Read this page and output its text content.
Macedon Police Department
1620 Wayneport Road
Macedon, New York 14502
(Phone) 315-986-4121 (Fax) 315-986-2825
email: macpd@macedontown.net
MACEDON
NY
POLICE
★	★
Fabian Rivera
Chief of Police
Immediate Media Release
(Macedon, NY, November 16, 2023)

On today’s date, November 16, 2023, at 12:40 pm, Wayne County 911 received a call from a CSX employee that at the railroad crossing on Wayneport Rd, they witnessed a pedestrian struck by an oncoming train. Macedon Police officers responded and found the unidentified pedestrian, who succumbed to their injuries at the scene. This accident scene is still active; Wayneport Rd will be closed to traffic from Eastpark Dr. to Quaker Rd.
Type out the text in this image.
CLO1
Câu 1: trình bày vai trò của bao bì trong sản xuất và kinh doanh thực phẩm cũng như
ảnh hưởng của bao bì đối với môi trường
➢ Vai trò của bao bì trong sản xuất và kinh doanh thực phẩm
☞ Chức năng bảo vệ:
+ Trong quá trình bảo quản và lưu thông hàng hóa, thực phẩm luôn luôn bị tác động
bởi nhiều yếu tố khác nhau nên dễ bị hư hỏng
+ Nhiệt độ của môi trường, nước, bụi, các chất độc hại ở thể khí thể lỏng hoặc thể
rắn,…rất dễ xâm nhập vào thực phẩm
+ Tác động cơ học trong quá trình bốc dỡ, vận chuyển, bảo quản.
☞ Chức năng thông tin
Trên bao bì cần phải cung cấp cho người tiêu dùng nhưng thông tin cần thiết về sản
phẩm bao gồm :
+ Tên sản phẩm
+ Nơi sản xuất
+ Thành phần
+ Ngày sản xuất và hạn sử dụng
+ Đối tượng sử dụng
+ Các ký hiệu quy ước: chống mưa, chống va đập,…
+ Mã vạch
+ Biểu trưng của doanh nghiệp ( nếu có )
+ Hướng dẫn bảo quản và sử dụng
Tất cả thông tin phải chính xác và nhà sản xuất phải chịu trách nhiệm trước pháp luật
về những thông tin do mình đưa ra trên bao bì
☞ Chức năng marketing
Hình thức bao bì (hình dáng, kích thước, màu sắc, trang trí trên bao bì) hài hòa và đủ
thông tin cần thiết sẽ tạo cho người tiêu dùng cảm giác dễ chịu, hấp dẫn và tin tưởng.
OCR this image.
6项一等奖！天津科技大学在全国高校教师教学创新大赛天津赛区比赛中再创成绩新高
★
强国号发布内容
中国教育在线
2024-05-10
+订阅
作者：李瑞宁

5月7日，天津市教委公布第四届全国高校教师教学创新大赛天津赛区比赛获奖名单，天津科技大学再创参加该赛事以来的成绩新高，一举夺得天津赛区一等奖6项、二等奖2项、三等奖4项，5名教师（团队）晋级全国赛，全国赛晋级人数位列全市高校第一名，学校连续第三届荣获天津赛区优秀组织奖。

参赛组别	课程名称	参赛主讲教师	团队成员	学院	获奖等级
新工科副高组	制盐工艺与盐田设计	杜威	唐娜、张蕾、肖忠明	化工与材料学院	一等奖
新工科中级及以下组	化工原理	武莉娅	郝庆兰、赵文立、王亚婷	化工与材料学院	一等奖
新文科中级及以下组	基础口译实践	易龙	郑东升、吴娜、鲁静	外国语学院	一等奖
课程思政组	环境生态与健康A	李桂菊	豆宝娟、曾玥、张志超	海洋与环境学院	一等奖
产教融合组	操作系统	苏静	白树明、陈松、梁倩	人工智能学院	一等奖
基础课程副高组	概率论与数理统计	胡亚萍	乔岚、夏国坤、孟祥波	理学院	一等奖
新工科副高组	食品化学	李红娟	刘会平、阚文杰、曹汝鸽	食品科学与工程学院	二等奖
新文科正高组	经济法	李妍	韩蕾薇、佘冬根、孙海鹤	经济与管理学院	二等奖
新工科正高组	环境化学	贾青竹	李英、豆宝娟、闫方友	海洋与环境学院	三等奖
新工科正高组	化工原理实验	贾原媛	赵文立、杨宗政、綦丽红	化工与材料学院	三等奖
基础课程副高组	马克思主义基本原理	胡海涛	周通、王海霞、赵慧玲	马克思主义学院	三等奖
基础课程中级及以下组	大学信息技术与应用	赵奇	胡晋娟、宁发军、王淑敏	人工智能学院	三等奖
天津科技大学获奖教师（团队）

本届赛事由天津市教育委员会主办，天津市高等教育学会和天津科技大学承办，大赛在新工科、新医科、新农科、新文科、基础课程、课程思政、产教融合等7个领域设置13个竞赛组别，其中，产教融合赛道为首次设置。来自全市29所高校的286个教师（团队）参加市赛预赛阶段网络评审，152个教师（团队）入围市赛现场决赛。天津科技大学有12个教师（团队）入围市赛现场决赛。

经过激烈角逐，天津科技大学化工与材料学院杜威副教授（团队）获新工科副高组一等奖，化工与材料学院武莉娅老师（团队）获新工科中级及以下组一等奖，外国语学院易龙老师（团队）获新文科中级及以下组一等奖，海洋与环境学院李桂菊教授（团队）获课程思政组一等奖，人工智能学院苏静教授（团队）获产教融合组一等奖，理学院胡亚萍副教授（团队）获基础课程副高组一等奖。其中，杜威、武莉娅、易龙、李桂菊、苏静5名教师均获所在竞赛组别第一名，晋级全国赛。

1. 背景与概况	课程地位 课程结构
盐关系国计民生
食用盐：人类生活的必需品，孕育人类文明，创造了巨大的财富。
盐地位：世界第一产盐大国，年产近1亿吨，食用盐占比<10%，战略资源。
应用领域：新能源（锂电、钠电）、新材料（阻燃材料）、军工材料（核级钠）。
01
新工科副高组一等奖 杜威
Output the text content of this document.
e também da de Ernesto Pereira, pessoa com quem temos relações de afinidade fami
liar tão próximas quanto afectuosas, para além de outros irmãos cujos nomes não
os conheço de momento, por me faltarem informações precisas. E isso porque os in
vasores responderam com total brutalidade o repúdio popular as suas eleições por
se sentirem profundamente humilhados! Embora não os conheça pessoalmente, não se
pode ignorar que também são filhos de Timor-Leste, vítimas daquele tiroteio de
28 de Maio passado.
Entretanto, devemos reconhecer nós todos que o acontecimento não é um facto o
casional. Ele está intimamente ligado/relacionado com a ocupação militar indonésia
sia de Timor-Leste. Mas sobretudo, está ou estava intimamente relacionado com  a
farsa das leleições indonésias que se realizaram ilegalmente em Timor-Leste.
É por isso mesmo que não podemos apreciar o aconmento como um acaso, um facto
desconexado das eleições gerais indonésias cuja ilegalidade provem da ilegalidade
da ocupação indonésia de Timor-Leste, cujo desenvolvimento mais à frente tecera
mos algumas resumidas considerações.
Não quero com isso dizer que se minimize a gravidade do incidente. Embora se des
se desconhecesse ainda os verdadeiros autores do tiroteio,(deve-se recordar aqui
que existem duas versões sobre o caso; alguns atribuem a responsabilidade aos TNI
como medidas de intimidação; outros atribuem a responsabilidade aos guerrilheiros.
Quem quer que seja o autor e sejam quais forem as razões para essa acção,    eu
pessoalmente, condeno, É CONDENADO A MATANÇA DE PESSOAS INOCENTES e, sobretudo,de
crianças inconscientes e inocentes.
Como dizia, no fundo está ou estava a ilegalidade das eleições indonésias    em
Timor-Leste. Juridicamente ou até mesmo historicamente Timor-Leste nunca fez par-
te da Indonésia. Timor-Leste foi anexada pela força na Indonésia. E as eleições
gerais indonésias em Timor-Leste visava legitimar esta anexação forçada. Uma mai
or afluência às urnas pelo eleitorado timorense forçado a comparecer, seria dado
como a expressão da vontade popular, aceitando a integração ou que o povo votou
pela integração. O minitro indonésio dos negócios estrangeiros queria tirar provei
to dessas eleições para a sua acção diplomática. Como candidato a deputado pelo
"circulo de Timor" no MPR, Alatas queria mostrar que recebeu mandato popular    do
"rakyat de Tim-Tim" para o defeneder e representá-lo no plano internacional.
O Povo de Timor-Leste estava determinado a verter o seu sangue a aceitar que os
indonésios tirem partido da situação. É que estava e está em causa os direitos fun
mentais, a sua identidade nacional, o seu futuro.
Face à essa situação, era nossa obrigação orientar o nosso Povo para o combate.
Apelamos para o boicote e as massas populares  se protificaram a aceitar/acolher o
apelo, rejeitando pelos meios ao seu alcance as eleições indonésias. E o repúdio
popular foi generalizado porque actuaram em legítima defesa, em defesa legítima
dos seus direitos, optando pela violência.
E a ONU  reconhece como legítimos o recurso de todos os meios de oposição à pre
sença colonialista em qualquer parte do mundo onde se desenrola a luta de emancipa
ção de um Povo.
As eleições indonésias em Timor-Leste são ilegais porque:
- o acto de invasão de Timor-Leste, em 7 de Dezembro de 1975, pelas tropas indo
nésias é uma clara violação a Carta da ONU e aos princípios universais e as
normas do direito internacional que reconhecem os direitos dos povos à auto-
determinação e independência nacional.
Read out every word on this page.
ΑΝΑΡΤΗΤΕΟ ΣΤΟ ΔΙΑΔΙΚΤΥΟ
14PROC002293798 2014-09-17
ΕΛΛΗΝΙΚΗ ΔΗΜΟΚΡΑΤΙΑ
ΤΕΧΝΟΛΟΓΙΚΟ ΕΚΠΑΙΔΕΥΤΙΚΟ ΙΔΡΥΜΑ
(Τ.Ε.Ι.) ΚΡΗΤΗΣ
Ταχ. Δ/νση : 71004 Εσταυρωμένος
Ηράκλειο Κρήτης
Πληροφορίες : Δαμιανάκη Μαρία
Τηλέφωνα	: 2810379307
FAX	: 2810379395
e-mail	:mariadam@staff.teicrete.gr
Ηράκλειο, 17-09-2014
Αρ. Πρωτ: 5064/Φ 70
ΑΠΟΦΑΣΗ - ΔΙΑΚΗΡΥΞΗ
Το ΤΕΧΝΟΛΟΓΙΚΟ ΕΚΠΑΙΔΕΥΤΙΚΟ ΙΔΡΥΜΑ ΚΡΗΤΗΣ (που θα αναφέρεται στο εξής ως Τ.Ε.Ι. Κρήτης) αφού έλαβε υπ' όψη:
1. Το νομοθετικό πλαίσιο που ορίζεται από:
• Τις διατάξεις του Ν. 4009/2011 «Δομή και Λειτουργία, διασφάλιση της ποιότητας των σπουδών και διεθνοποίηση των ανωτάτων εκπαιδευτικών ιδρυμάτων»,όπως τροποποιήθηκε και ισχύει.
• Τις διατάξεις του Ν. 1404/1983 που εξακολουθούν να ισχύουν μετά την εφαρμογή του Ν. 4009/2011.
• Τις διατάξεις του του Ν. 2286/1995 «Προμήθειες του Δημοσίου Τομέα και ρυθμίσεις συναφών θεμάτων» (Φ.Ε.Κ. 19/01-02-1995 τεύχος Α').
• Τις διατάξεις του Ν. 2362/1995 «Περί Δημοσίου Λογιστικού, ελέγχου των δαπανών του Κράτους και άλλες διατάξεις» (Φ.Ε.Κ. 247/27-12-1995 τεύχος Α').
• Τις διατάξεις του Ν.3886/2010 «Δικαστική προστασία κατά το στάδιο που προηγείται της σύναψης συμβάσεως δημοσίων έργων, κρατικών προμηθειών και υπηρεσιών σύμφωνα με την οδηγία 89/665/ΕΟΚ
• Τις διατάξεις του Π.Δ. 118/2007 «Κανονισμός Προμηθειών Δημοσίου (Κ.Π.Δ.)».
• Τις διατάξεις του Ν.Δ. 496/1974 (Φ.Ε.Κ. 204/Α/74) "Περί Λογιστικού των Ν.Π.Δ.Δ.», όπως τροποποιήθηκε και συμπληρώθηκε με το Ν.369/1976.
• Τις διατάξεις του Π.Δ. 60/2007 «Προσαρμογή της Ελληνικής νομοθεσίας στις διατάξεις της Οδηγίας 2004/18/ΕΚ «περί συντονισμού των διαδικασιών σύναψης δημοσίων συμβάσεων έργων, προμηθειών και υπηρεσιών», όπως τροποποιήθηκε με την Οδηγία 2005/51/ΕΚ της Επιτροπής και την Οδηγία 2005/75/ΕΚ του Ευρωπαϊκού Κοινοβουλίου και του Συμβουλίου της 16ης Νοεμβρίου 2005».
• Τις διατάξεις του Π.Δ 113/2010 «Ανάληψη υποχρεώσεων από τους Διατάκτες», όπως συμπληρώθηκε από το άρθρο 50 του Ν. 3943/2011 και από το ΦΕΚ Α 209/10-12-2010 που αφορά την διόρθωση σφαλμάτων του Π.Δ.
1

________________________

## Task requirements
From the entries above, copy out every line where the string "meios" appears.

## Output below
apelo, rejeitando pelos meios ao seu alcance as eleições indonésias. E o repúdio
E a ONU  reconhece como legítimos o recurso de todos os meios de oposição à pre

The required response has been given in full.